TASK DETAILS =>
Check each line of the listing for the string "ceny", count the lines that have it, and answer with that number only.

Stored data:
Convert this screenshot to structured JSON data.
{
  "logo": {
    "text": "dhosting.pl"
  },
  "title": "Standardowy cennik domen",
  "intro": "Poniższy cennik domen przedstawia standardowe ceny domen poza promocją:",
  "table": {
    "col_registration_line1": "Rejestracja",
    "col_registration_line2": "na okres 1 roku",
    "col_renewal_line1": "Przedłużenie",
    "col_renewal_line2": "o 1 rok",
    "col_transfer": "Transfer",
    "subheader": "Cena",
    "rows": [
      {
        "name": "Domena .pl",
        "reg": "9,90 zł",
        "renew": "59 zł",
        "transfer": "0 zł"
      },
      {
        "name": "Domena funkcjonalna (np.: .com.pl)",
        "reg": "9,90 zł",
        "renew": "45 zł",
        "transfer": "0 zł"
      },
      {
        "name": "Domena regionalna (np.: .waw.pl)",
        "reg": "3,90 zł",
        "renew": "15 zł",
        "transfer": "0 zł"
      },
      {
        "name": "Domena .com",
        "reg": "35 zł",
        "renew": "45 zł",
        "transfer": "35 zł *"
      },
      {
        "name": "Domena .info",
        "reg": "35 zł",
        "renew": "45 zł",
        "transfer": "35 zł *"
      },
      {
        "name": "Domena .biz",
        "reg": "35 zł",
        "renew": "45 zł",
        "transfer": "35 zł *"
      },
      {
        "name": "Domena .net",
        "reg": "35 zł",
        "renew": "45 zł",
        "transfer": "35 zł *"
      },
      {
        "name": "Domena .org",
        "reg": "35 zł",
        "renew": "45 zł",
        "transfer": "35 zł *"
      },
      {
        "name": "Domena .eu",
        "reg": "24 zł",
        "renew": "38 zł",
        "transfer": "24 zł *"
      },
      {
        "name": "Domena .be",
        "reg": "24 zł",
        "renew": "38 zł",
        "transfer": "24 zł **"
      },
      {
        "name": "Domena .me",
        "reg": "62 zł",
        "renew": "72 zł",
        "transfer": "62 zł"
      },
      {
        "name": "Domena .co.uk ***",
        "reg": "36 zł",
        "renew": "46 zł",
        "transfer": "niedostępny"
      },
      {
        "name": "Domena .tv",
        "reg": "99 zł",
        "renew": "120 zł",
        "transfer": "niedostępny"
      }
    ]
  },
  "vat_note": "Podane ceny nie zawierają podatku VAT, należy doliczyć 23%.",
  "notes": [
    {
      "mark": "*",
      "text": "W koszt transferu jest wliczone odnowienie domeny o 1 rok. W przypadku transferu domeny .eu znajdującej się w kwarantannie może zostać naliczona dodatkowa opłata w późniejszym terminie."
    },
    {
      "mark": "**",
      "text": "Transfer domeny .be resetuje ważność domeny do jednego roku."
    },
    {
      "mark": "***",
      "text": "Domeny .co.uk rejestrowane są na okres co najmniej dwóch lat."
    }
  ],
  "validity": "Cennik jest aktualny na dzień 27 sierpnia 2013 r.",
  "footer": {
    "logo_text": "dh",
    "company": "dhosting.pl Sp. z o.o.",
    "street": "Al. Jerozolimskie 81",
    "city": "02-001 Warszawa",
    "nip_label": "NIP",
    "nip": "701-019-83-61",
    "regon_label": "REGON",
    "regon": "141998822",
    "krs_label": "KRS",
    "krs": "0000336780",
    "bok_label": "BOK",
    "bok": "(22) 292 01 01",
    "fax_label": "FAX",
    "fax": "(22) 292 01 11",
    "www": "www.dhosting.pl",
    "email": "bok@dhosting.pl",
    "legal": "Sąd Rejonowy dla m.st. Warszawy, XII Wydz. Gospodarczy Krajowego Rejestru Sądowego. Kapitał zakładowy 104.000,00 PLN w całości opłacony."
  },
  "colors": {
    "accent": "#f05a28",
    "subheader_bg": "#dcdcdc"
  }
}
---
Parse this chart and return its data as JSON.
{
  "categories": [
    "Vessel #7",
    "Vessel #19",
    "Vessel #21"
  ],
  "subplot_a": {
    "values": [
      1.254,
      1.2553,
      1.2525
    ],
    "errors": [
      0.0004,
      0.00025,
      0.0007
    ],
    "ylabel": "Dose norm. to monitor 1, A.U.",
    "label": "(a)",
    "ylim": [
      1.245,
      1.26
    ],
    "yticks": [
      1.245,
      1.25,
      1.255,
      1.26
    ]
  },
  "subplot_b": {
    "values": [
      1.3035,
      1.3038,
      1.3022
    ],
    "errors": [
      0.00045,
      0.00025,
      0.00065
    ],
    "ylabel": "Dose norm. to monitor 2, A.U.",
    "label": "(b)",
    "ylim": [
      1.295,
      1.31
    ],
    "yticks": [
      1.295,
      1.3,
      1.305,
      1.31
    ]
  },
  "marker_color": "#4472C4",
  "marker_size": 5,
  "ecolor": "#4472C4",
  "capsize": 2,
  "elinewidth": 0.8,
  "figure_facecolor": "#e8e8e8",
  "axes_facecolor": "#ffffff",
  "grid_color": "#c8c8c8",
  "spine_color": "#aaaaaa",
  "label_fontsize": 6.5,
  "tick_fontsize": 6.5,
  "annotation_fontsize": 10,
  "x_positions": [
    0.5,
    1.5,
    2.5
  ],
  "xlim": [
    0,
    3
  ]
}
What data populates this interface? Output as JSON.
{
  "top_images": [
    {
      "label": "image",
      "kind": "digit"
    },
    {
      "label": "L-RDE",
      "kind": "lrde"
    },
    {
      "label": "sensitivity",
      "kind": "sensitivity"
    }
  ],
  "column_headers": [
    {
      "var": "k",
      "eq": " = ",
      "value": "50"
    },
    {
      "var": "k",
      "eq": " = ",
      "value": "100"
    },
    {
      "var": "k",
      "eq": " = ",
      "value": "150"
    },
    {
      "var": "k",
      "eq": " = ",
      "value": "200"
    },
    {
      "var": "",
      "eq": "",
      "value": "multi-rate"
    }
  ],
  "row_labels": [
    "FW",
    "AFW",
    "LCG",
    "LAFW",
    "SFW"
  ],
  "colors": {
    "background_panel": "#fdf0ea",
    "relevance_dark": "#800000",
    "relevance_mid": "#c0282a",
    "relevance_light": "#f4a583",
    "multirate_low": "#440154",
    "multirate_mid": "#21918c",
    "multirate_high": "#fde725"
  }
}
==
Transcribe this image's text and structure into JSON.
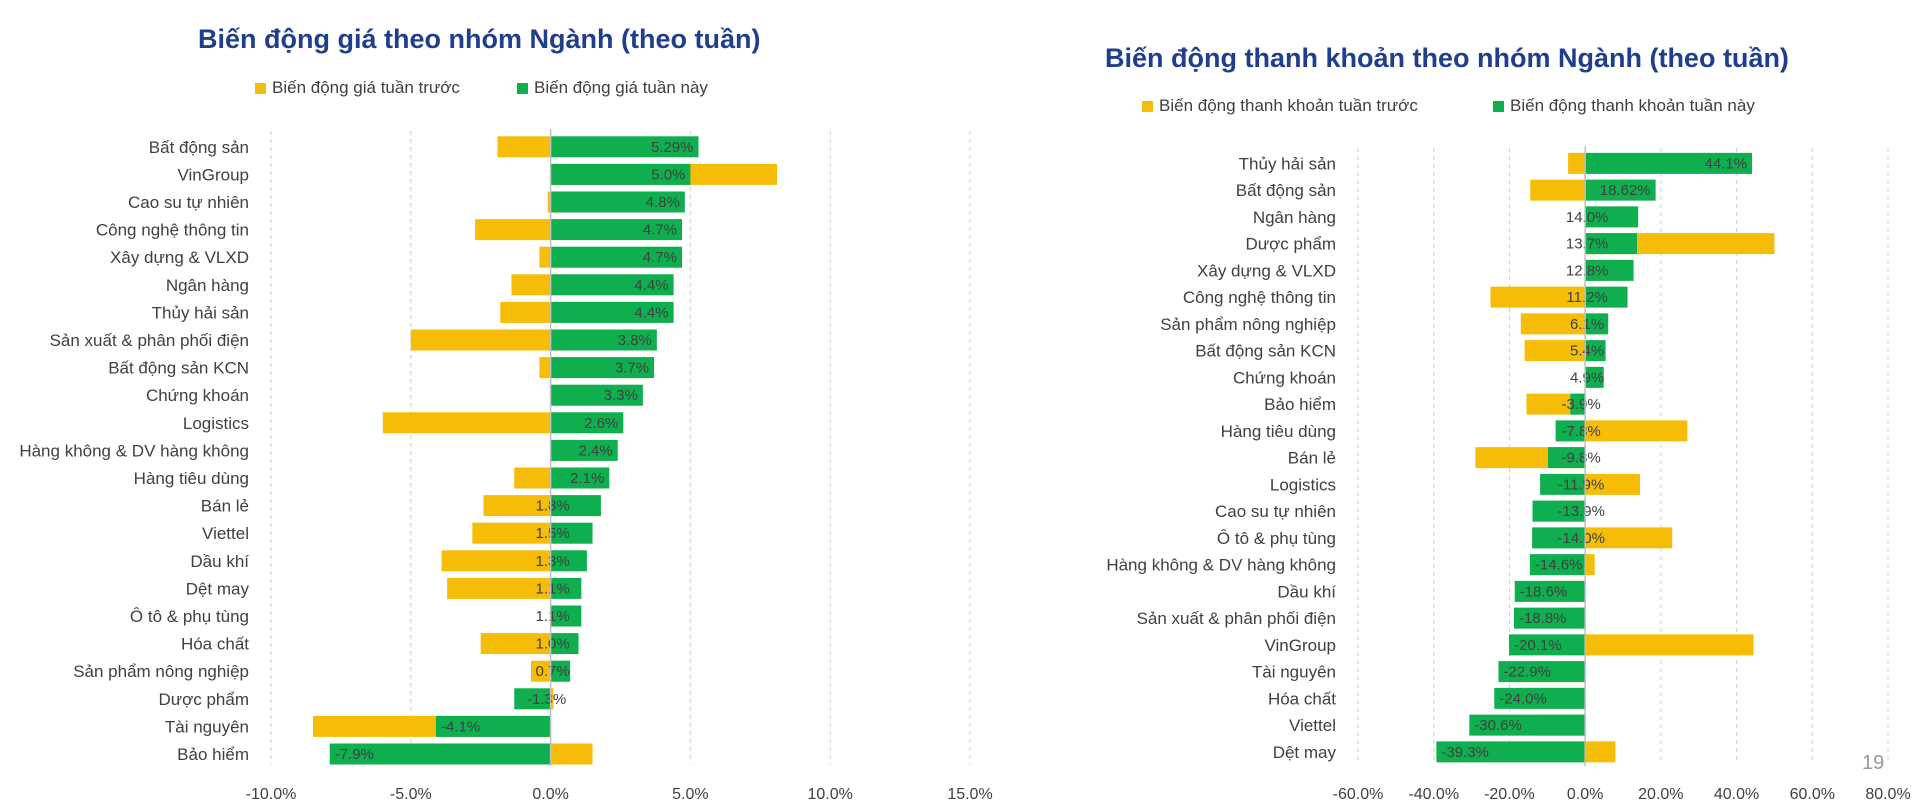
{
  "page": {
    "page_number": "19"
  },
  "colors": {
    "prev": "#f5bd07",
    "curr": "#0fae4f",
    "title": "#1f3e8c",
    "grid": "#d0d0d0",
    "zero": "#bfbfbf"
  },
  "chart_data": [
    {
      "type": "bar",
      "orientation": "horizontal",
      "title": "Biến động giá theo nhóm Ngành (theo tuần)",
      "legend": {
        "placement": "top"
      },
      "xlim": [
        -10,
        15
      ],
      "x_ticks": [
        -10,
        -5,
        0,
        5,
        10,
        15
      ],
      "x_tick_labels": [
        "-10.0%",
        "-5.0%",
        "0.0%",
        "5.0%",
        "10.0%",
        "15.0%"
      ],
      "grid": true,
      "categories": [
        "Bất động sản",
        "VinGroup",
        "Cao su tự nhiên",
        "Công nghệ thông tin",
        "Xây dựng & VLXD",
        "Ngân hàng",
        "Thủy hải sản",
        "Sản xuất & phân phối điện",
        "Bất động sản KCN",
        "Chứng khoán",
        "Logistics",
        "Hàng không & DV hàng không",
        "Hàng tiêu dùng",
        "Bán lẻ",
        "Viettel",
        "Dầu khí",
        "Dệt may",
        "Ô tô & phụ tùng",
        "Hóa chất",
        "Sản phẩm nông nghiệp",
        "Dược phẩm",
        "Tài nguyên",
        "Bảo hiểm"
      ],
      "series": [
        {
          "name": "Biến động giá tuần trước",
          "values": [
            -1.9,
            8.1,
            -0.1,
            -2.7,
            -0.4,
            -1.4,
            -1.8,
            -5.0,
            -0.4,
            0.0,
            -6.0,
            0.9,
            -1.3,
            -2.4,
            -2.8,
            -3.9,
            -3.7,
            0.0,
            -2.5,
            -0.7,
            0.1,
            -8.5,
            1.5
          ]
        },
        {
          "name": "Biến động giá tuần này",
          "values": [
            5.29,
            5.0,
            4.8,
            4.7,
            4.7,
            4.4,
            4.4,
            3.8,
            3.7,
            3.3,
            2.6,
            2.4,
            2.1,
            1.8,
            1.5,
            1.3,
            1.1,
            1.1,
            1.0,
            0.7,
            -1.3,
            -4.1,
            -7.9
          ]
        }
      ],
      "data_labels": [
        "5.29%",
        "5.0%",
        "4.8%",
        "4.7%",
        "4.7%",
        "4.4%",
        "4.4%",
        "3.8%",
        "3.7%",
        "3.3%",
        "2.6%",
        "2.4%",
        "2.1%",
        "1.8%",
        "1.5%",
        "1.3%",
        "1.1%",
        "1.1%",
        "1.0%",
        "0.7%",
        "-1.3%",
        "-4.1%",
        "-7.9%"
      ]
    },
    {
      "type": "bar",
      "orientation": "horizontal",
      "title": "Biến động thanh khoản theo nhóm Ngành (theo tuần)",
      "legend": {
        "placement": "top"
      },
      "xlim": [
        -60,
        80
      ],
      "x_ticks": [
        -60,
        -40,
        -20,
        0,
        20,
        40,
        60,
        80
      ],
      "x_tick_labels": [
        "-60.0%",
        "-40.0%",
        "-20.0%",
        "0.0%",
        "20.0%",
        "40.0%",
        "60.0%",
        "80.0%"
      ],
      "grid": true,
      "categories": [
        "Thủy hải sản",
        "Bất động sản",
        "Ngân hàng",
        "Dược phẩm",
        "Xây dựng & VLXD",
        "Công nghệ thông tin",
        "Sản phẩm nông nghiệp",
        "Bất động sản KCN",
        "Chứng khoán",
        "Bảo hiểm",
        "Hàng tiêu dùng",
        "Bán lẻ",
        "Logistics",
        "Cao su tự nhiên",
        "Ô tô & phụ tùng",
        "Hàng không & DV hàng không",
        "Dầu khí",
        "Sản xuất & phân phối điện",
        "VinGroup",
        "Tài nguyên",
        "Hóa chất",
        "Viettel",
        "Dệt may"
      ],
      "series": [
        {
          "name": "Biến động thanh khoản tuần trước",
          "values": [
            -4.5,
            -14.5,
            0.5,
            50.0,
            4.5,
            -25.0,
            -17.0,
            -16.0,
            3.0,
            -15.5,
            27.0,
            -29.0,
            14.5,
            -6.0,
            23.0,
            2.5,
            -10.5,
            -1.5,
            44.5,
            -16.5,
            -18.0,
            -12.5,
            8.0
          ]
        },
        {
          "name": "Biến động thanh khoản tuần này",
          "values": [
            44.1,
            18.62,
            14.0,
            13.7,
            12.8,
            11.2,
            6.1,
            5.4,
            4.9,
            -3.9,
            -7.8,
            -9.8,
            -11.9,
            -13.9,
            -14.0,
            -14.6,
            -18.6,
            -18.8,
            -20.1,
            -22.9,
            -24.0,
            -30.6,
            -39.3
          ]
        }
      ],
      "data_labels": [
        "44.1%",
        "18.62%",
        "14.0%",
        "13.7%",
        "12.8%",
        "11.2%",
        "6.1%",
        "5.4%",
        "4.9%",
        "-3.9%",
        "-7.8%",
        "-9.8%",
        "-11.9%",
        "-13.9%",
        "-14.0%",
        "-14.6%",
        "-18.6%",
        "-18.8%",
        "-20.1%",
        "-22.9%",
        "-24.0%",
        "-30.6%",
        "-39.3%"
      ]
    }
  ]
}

WRITTEN RESPONSE =>
2